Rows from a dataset
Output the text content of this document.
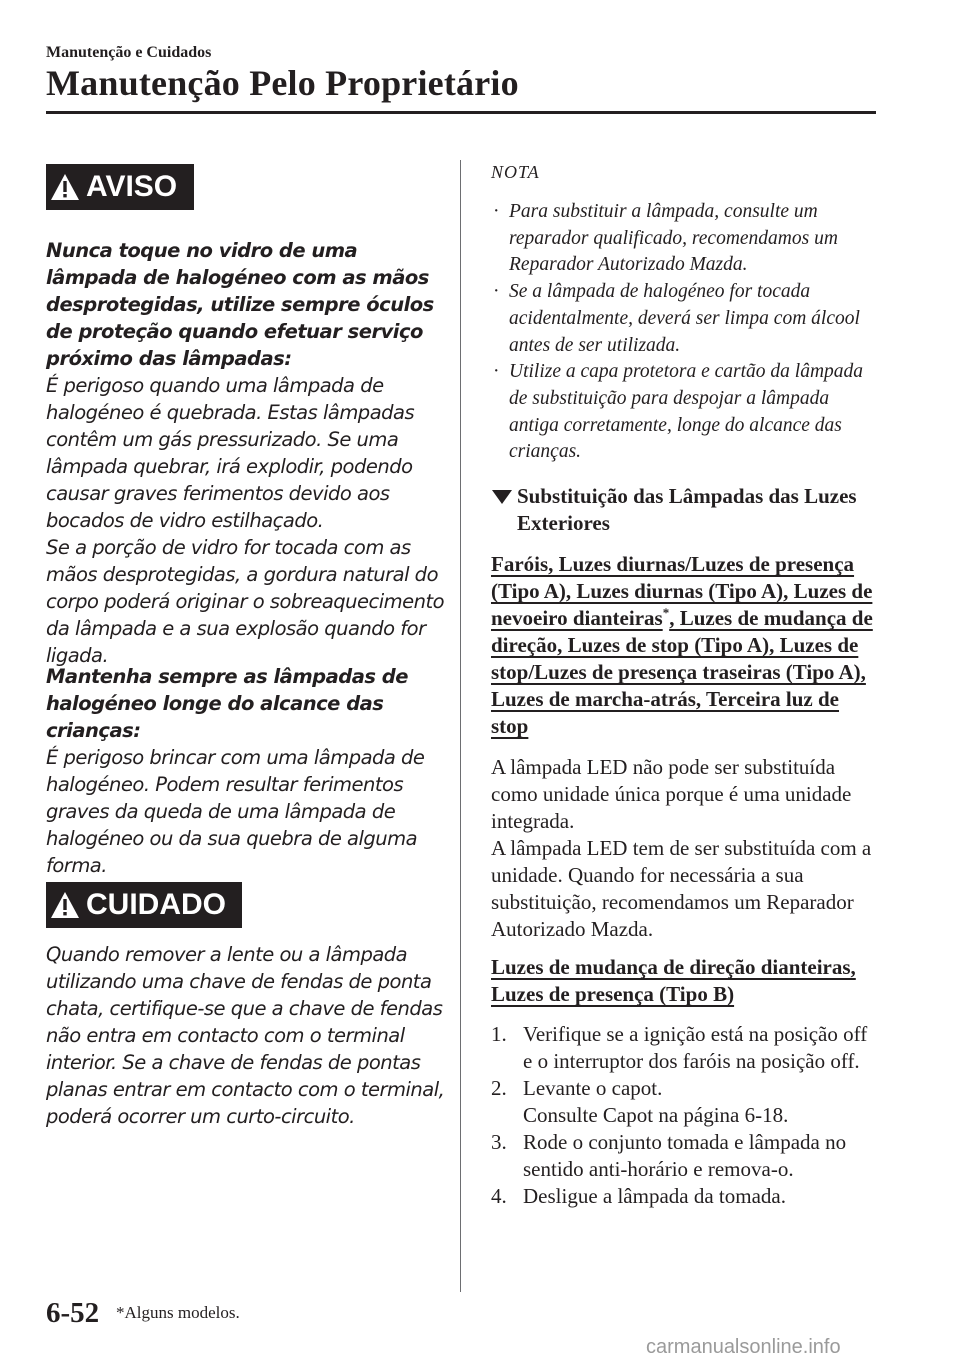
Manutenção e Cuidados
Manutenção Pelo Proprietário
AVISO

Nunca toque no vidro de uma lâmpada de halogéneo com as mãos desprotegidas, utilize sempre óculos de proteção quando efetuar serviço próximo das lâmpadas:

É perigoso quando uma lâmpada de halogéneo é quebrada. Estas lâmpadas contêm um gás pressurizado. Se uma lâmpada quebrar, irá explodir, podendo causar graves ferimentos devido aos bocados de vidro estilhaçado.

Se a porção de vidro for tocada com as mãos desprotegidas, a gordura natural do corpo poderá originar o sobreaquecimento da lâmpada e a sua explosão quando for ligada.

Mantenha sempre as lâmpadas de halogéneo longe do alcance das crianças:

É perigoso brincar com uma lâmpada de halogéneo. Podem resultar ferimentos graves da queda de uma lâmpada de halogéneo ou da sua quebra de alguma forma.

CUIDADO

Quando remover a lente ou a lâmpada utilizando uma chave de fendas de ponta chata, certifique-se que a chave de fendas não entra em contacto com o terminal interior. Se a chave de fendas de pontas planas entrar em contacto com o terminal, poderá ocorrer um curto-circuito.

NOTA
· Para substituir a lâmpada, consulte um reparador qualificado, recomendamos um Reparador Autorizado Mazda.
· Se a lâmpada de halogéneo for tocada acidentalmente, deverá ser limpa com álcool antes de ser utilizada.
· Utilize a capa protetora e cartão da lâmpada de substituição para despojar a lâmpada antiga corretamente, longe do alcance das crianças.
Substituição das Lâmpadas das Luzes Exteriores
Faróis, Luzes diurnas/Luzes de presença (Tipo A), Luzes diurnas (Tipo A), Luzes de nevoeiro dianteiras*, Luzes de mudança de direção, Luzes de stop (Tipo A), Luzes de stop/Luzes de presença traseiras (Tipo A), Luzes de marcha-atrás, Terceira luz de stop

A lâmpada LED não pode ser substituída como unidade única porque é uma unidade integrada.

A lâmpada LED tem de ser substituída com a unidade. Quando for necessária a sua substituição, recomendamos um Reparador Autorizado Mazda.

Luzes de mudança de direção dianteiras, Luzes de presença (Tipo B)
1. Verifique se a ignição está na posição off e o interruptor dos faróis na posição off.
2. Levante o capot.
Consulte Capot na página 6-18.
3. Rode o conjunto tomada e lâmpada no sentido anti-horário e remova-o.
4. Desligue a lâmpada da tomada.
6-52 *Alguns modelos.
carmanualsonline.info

...

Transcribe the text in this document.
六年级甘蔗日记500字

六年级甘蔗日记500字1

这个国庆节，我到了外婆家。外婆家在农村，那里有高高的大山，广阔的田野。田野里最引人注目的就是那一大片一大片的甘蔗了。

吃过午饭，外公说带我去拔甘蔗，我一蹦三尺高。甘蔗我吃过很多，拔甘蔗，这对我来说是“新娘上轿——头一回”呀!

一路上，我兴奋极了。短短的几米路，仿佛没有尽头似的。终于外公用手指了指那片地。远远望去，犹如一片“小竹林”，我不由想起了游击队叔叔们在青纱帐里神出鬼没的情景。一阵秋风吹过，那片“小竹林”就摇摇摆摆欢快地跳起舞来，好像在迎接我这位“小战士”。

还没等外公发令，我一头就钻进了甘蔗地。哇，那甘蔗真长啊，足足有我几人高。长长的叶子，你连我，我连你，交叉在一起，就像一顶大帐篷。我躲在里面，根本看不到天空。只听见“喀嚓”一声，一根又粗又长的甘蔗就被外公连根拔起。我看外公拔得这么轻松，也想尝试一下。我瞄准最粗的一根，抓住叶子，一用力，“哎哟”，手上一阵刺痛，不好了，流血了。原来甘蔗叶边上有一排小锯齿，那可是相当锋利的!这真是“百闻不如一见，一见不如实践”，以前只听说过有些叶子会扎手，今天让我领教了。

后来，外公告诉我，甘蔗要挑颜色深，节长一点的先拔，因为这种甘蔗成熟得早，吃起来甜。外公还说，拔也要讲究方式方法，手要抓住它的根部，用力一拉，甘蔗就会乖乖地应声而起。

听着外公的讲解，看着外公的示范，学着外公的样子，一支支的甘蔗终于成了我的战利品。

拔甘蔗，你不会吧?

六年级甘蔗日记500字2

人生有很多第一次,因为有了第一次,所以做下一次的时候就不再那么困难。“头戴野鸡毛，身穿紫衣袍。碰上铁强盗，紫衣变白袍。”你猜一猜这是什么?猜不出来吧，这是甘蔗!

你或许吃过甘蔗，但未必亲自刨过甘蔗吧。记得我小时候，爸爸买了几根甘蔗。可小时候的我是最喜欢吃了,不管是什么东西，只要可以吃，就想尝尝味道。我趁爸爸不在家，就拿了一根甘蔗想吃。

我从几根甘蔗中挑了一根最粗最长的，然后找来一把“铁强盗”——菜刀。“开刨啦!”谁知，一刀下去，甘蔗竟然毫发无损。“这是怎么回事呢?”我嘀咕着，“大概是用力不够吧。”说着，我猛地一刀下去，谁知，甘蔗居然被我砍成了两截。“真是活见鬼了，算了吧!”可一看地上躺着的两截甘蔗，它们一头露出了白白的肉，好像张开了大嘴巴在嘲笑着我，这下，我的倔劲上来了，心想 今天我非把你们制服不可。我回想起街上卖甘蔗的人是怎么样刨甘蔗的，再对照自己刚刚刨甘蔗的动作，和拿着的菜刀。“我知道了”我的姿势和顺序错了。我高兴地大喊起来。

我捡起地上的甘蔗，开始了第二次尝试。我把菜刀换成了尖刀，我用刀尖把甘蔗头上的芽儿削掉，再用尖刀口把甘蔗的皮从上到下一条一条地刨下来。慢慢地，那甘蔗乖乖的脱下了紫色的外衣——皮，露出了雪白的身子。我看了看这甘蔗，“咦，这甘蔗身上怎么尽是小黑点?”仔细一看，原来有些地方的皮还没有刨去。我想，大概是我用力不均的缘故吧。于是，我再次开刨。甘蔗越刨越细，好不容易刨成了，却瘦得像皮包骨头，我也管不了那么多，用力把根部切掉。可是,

* CHALLENGE
Check each line of these records for the string "graves" and state only how many lines have it.

* RESULT OF THE TASK
2